## TASK TO CARRY OUT
Write out the whole listing exactly as it stands.

· · ·

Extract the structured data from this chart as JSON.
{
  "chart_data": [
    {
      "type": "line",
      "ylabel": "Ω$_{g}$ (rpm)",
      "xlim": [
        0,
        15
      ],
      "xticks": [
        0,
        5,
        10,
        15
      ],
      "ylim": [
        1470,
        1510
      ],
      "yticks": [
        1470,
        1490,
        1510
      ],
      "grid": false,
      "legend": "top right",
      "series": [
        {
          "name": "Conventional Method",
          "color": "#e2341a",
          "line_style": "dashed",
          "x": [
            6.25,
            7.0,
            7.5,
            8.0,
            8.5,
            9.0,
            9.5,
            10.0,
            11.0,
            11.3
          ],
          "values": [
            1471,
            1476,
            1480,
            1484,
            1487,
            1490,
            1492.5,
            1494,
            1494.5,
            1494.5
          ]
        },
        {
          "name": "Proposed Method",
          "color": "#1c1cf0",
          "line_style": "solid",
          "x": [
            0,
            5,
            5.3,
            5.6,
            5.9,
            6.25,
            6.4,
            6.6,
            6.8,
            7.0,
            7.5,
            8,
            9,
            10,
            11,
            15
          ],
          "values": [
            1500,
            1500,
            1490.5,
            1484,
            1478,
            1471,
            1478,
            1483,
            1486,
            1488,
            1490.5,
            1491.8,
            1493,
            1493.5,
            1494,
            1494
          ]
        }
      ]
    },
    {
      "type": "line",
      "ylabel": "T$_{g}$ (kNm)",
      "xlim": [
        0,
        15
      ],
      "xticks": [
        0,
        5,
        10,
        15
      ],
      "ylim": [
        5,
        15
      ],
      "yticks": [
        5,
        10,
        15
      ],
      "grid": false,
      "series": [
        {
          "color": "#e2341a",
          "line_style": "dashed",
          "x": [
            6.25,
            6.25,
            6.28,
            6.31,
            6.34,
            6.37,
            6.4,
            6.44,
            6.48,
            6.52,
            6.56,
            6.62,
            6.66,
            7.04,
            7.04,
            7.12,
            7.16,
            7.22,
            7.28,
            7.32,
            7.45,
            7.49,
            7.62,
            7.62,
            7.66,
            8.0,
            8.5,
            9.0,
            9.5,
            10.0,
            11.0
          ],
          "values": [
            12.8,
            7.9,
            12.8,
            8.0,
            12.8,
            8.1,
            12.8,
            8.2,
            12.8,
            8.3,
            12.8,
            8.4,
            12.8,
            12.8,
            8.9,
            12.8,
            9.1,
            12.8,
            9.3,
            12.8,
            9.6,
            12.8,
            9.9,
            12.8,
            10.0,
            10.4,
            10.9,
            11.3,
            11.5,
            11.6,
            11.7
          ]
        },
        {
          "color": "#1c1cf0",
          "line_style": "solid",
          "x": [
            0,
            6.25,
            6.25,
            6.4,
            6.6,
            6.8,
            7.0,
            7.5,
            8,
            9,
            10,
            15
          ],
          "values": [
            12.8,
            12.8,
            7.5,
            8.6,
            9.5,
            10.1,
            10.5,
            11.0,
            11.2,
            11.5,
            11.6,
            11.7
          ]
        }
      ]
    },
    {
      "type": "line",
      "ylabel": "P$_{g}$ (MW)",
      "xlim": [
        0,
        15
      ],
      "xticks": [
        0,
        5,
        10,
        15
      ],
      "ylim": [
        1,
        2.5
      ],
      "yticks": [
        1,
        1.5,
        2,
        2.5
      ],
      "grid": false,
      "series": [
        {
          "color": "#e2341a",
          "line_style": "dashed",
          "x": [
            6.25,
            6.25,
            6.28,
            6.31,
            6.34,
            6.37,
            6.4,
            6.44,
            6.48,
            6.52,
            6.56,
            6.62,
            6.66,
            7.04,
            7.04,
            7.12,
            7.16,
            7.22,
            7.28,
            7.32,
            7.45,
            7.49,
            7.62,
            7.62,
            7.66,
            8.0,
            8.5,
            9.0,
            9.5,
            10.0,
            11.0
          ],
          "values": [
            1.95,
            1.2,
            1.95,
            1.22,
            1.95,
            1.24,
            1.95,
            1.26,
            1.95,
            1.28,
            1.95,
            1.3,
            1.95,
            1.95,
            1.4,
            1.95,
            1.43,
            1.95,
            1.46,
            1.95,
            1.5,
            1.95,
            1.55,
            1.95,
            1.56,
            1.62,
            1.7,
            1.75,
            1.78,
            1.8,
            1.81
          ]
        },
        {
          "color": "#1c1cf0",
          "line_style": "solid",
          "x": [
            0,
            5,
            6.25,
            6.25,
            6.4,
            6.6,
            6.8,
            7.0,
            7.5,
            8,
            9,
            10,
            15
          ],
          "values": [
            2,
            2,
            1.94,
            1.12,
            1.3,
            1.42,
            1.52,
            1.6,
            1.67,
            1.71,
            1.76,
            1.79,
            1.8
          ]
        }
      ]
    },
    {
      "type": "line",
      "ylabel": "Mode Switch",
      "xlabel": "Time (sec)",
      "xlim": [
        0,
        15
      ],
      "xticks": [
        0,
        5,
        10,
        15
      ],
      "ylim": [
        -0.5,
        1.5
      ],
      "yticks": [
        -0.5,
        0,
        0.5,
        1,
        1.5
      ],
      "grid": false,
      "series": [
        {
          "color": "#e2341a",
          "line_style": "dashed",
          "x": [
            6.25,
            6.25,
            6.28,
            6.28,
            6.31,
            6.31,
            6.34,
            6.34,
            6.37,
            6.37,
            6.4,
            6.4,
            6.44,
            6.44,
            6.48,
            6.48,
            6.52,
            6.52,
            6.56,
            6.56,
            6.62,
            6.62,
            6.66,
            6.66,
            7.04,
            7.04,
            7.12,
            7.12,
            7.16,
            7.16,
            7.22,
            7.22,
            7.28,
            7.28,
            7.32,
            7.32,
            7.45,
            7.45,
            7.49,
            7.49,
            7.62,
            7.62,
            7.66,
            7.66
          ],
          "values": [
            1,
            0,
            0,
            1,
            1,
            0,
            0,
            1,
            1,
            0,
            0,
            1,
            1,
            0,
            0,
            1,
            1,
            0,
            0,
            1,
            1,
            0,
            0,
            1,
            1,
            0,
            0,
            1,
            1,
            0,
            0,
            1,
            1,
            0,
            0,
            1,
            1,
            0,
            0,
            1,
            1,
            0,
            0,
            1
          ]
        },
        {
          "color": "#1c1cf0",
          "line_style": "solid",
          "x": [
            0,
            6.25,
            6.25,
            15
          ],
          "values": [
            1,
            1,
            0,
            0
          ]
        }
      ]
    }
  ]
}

· · ·

## RESULT OF THE TASK
Extract the structured data from this chart as JSON.
{
  "chart_data": [
    {
      "type": "line",
      "ylabel": "Ω$_{g}$ (rpm)",
      "xlim": [
        0,
        15
      ],
      "xticks": [
        0,
        5,
        10,
        15
      ],
      "ylim": [
        1470,
        1510
      ],
      "yticks": [
        1470,
        1490,
        1510
      ],
      "grid": false,
      "legend": "top right",
      "series": [
        {
          "name": "Conventional Method",
          "color": "#e2341a",
          "line_style": "dashed",
          "x": [
            6.25,
            7.0,
            7.5,
            8.0,
            8.5,
            9.0,
            9.5,
            10.0,
            11.0,
            11.3
          ],
          "values": [
            1471,
            1476,
            1480,
            1484,
            1487,
            1490,
            1492.5,
            1494,
            1494.5,
            1494.5
          ]
        },
        {
          "name": "Proposed Method",
          "color": "#1c1cf0",
          "line_style": "solid",
          "x": [
            0,
            5,
            5.3,
            5.6,
            5.9,
            6.25,
            6.4,
            6.6,
            6.8,
            7.0,
            7.5,
            8,
            9,
            10,
            11,
            15
          ],
          "values": [
            1500,
            1500,
            1490.5,
            1484,
            1478,
            1471,
            1478,
            1483,
            1486,
            1488,
            1490.5,
            1491.8,
            1493,
            1493.5,
            1494,
            1494
          ]
        }
      ]
    },
    {
      "type": "line",
      "ylabel": "T$_{g}$ (kNm)",
      "xlim": [
        0,
        15
      ],
      "xticks": [
        0,
        5,
        10,
        15
      ],
      "ylim": [
        5,
        15
      ],
      "yticks": [
        5,
        10,
        15
      ],
      "grid": false,
      "series": [
        {
          "color": "#e2341a",
          "line_style": "dashed",
          "x": [
            6.25,
            6.25,
            6.28,
            6.31,
            6.34,
            6.37,
            6.4,
            6.44,
            6.48,
            6.52,
            6.56,
            6.62,
            6.66,
            7.04,
            7.04,
            7.12,
            7.16,
            7.22,
            7.28,
            7.32,
            7.45,
            7.49,
            7.62,
            7.62,
            7.66,
            8.0,
            8.5,
            9.0,
            9.5,
            10.0,
            11.0
          ],
          "values": [
            12.8,
            7.9,
            12.8,
            8.0,
            12.8,
            8.1,
            12.8,
            8.2,
            12.8,
            8.3,
            12.8,
            8.4,
            12.8,
            12.8,
            8.9,
            12.8,
            9.1,
            12.8,
            9.3,
            12.8,
            9.6,
            12.8,
            9.9,
            12.8,
            10.0,
            10.4,
            10.9,
            11.3,
            11.5,
            11.6,
            11.7
          ]
        },
        {
          "color": "#1c1cf0",
          "line_style": "solid",
          "x": [
            0,
            6.25,
            6.25,
            6.4,
            6.6,
            6.8,
            7.0,
            7.5,
            8,
            9,
            10,
            15
          ],
          "values": [
            12.8,
            12.8,
            7.5,
            8.6,
            9.5,
            10.1,
            10.5,
            11.0,
            11.2,
            11.5,
            11.6,
            11.7
          ]
        }
      ]
    },
    {
      "type": "line",
      "ylabel": "P$_{g}$ (MW)",
      "xlim": [
        0,
        15
      ],
      "xticks": [
        0,
        5,
        10,
        15
      ],
      "ylim": [
        1,
        2.5
      ],
      "yticks": [
        1,
        1.5,
        2,
        2.5
      ],
      "grid": false,
      "series": [
        {
          "color": "#e2341a",
          "line_style": "dashed",
          "x": [
            6.25,
            6.25,
            6.28,
            6.31,
            6.34,
            6.37,
            6.4,
            6.44,
            6.48,
            6.52,
            6.56,
            6.62,
            6.66,
            7.04,
            7.04,
            7.12,
            7.16,
            7.22,
            7.28,
            7.32,
            7.45,
            7.49,
            7.62,
            7.62,
            7.66,
            8.0,
            8.5,
            9.0,
            9.5,
            10.0,
            11.0
          ],
          "values": [
            1.95,
            1.2,
            1.95,
            1.22,
            1.95,
            1.24,
            1.95,
            1.26,
            1.95,
            1.28,
            1.95,
            1.3,
            1.95,
            1.95,
            1.4,
            1.95,
            1.43,
            1.95,
            1.46,
            1.95,
            1.5,
            1.95,
            1.55,
            1.95,
            1.56,
            1.62,
            1.7,
            1.75,
            1.78,
            1.8,
            1.81
          ]
        },
        {
          "color": "#1c1cf0",
          "line_style": "solid",
          "x": [
            0,
            5,
            6.25,
            6.25,
            6.4,
            6.6,
            6.8,
            7.0,
            7.5,
            8,
            9,
            10,
            15
          ],
          "values": [
            2,
            2,
            1.94,
            1.12,
            1.3,
            1.42,
            1.52,
            1.6,
            1.67,
            1.71,
            1.76,
            1.79,
            1.8
          ]
        }
      ]
    },
    {
      "type": "line",
      "ylabel": "Mode Switch",
      "xlabel": "Time (sec)",
      "xlim": [
        0,
        15
      ],
      "xticks": [
        0,
        5,
        10,
        15
      ],
      "ylim": [
        -0.5,
        1.5
      ],
      "yticks": [
        -0.5,
        0,
        0.5,
        1,
        1.5
      ],
      "grid": false,
      "series": [
        {
          "color": "#e2341a",
          "line_style": "dashed",
          "x": [
            6.25,
            6.25,
            6.28,
            6.28,
            6.31,
            6.31,
            6.34,
            6.34,
            6.37,
            6.37,
            6.4,
            6.4,
            6.44,
            6.44,
            6.48,
            6.48,
            6.52,
            6.52,
            6.56,
            6.56,
            6.62,
            6.62,
            6.66,
            6.66,
            7.04,
            7.04,
            7.12,
            7.12,
            7.16,
            7.16,
            7.22,
            7.22,
            7.28,
            7.28,
            7.32,
            7.32,
            7.45,
            7.45,
            7.49,
            7.49,
            7.62,
            7.62,
            7.66,
            7.66
          ],
          "values": [
            1,
            0,
            0,
            1,
            1,
            0,
            0,
            1,
            1,
            0,
            0,
            1,
            1,
            0,
            0,
            1,
            1,
            0,
            0,
            1,
            1,
            0,
            0,
            1,
            1,
            0,
            0,
            1,
            1,
            0,
            0,
            1,
            1,
            0,
            0,
            1,
            1,
            0,
            0,
            1,
            1,
            0,
            0,
            1
          ]
        },
        {
          "color": "#1c1cf0",
          "line_style": "solid",
          "x": [
            0,
            6.25,
            6.25,
            15
          ],
          "values": [
            1,
            1,
            0,
            0
          ]
        }
      ]
    }
  ]
}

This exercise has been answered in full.